Exercise aim ::
Copy every line of the data in which the word "Adesso" occurs.

Input for this task ::
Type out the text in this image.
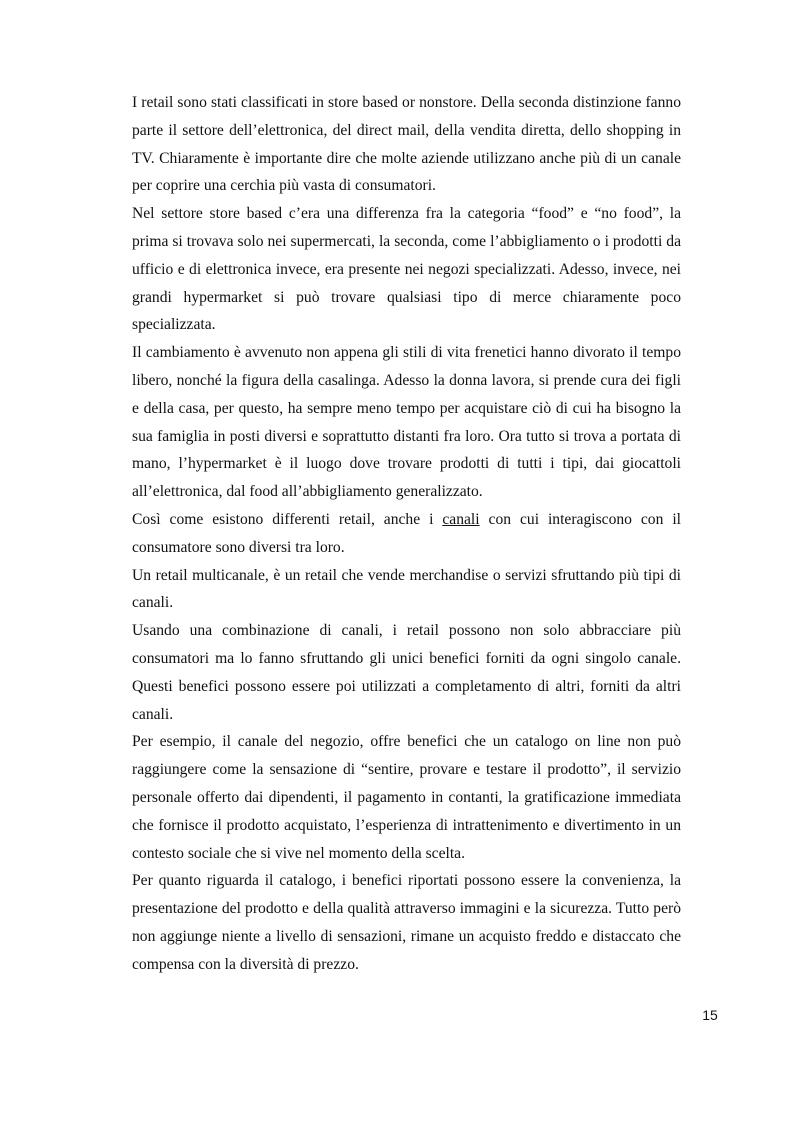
I retail sono stati classificati in store based or nonstore. Della seconda distinzione fanno parte il settore dell’elettronica, del direct mail, della vendita diretta, dello shopping in TV. Chiaramente è importante dire che molte aziende utilizzano anche più di un canale per coprire una cerchia più vasta di consumatori.

Nel settore store based c’era una differenza fra la categoria “food” e “no food”, la prima si trovava solo nei supermercati, la seconda, come l’abbigliamento o i prodotti da ufficio e di elettronica invece, era presente nei negozi specializzati. Adesso, invece, nei grandi hypermarket si può trovare qualsiasi tipo di merce chiaramente poco specializzata.

Il cambiamento è avvenuto non appena gli stili di vita frenetici hanno divorato il tempo libero, nonché la figura della casalinga. Adesso la donna lavora, si prende cura dei figli e della casa, per questo, ha sempre meno tempo per acquistare ciò di cui ha bisogno la sua famiglia in posti diversi e soprattutto distanti fra loro. Ora tutto si trova a portata di mano, l’hypermarket è il luogo dove trovare prodotti di tutti i tipi, dai giocattoli all’elettronica, dal food all’abbigliamento generalizzato.

Così come esistono differenti retail, anche i canali con cui interagiscono con il consumatore sono diversi tra loro.

Un retail multicanale, è un retail che vende merchandise o servizi sfruttando più tipi di canali.

Usando una combinazione di canali, i retail possono non solo abbracciare più consumatori ma lo fanno sfruttando gli unici benefici forniti da ogni singolo canale. Questi benefici possono essere poi utilizzati a completamento di altri, forniti da altri canali.

Per esempio, il canale del negozio, offre benefici che un catalogo on line non può raggiungere come la sensazione di “sentire, provare e testare il prodotto”, il servizio personale offerto dai dipendenti, il pagamento in contanti, la gratificazione immediata che fornisce il prodotto acquistato, l’esperienza di intrattenimento e divertimento in un contesto sociale che si vive nel momento della scelta.

Per quanto riguarda il catalogo, i benefici riportati possono essere la convenienza, la presentazione del prodotto e della qualità attraverso immagini e la sicurezza. Tutto però non aggiunge niente a livello di sensazioni, rimane un acquisto freddo e distaccato che compensa con la diversità di prezzo.

15
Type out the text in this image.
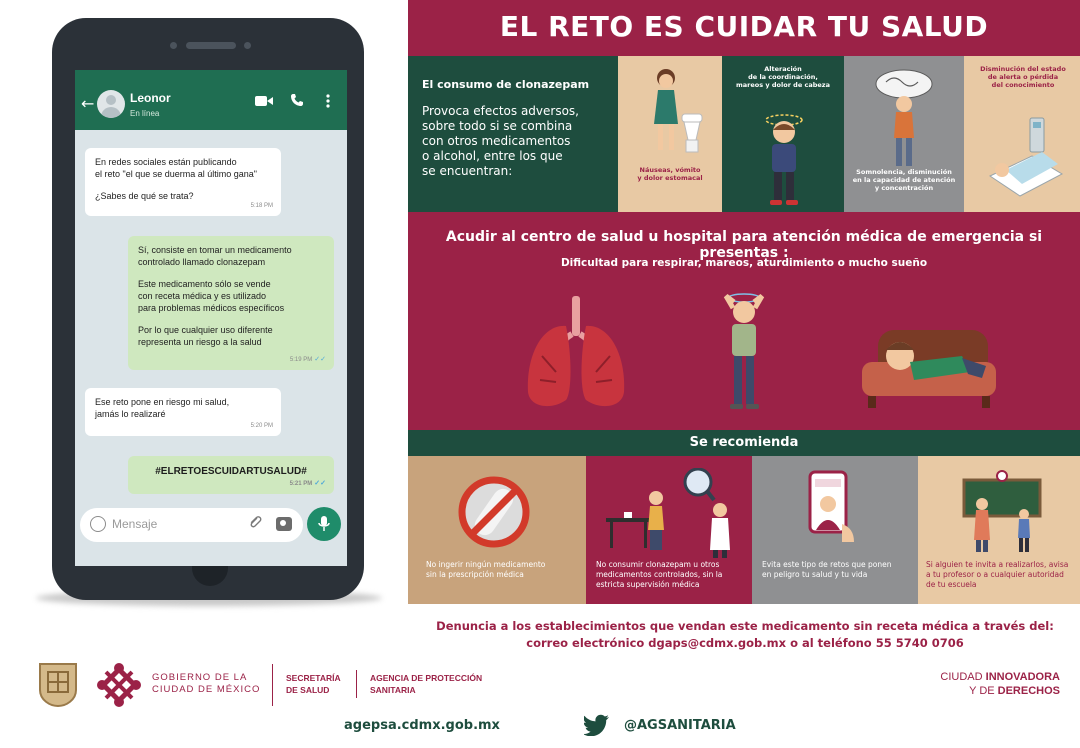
←	Leonor
En línea

En redes sociales están publicando
el reto "el que se duerma al último gana"

¿Sabes de qué se trata?

5:18 PM

Sí, consiste en tomar un medicamento
controlado llamado clonazepam

Este medicamento sólo se vende
con receta médica y es utilizado
para problemas médicos específicos

Por lo que cualquier uso diferente
representa un riesgo a la salud

5:19 PM ✓✓

Ese reto pone en riesgo mi salud,
jamás lo realizaré

5:20 PM
#ELRETOESCUIDARTUSALUD#
5:21 PM ✓✓
Mensaje
EL RETO ES CUIDAR TU SALUD
El consumo de clonazepam
Provoca efectos adversos,
sobre todo si se combina
con otros medicamentos
o alcohol, entre los que
se encuentran:	Náuseas, vómito
y dolor estomacal
Alteración
de la coordinación,
mareos y dolor de cabeza
Somnolencia, disminución
en la capacidad de atención
y concentración
Disminución del estado
de alerta o pérdida
del conocimiento
Acudir al centro de salud u hospital para atención médica de emergencia si presentas :
Dificultad para respirar, mareos, aturdimiento o mucho sueño
Se recomienda
No ingerir ningún medicamento
sin la prescripción médica
No consumir clonazepam u otros
medicamentos controlados, sin la
estricta supervisión médica
Evita este tipo de retos que ponen
en peligro tu salud y tu vida
Si alguien te invita a realizarlos, avisa
a tu profesor o a cualquier autoridad
de tu escuela
Denuncia a los establecimientos que vendan este medicamento sin receta médica a través del:
correo electrónico dgaps@cdmx.gob.mx o al teléfono 55 5740 0706
GOBIERNO DE LA
CIUDAD DE MÉXICO
SECRETARÍA
DE SALUD
AGENCIA DE PROTECCIÓN
SANITARIA
CIUDAD INNOVADORA
Y DE DERECHOS
agepsa.cdmx.gob.mx	@AGSANITARIA
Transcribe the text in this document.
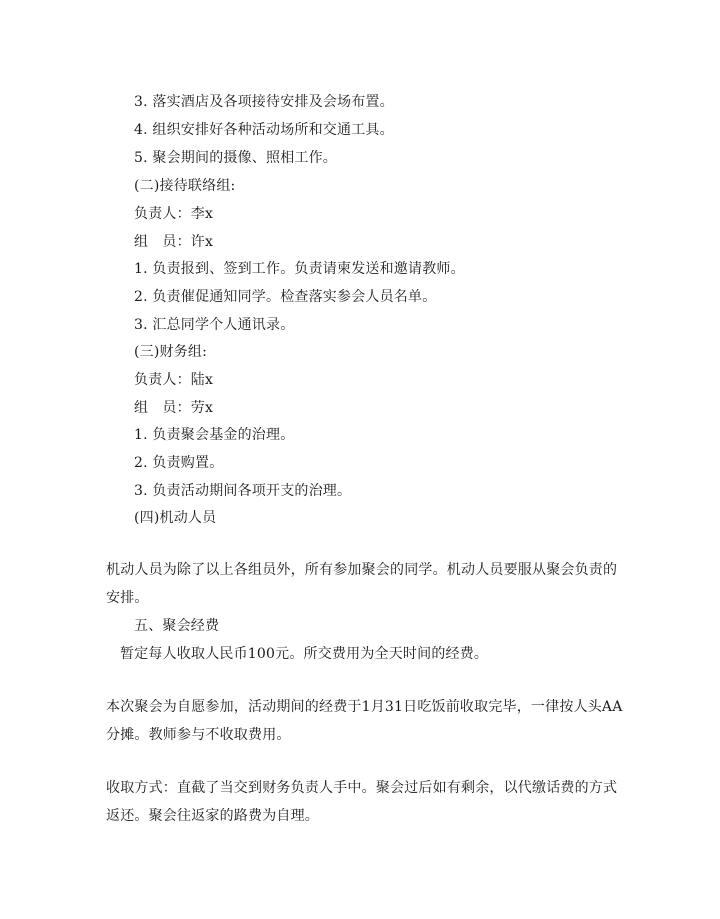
3. 落实酒店及各项接待安排及会场布置。
4. 组织安排好各种活动场所和交通工具。
5. 聚会期间的摄像、照相工作。
(二)接待联络组:
负责人：李x
组　员：许x
1. 负责报到、签到工作。负责请柬发送和邀请教师。
2. 负责催促通知同学。检查落实参会人员名单。
3. 汇总同学个人通讯录。
(三)财务组:
负责人：陆x
组　员：劳x
1. 负责聚会基金的治理。
2. 负责购置。
3. 负责活动期间各项开支的治理。
(四)机动人员
机动人员为除了以上各组员外，所有参加聚会的同学。机动人员要服从聚会负责的
安排。
五、聚会经费
暂定每人收取人民币100元。所交费用为全天时间的经费。
本次聚会为自愿参加，活动期间的经费于1月31日吃饭前收取完毕，一律按人头AA
分摊。教师参与不收取费用。
收取方式：直截了当交到财务负责人手中。聚会过后如有剩余，以代缴话费的方式
返还。聚会往返家的路费为自理。
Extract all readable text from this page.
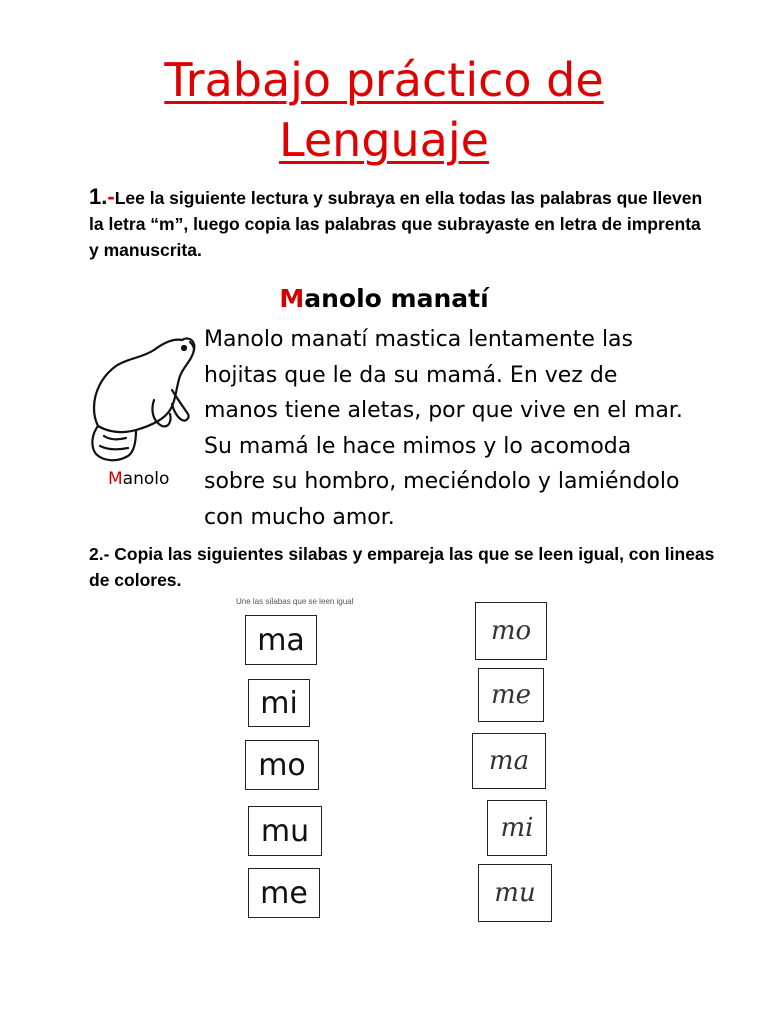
Trabajo práctico de
Lenguaje
1.-Lee la siguiente lectura y subraya en ella todas las palabras que lleven la letra “m”, luego copia las palabras que subrayaste en letra de imprenta y manuscrita.
Manolo manatí
Manolo manatí mastica lentamente las
hojitas que le da su mamá. En vez de
manos tiene aletas, por que vive en el mar.
Su mamá le hace mimos y lo acomoda
sobre su hombro, meciéndolo y lamiéndolo
con mucho amor.
Manolo
2.- Copia las siguientes silabas y empareja las que se leen igual, con lineas de colores.
Une las sílabas que se leen igual
ma
mi
mo
mu
me
mo
me
ma
mi
mu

Output of the exercise ::
Nel settore store based c’era una differenza fra la categoria “food” e “no food”, la prima si trovava solo nei supermercati, la seconda, come l’abbigliamento o i prodotti da ufficio e di elettronica invece, era presente nei negozi specializzati. Adesso, invece, nei grandi hypermarket si può trovare qualsiasi tipo di merce chiaramente poco specializzata.
Il cambiamento è avvenuto non appena gli stili di vita frenetici hanno divorato il tempo libero, nonché la figura della casalinga. Adesso la donna lavora, si prende cura dei figli e della casa, per questo, ha sempre meno tempo per acquistare ciò di cui ha bisogno la sua famiglia in posti diversi e soprattutto distanti fra loro. Ora tutto si trova a portata di mano, l’hypermarket è il luogo dove trovare prodotti di tutti i tipi, dai giocattoli all’elettronica, dal food all’abbigliamento generalizzato.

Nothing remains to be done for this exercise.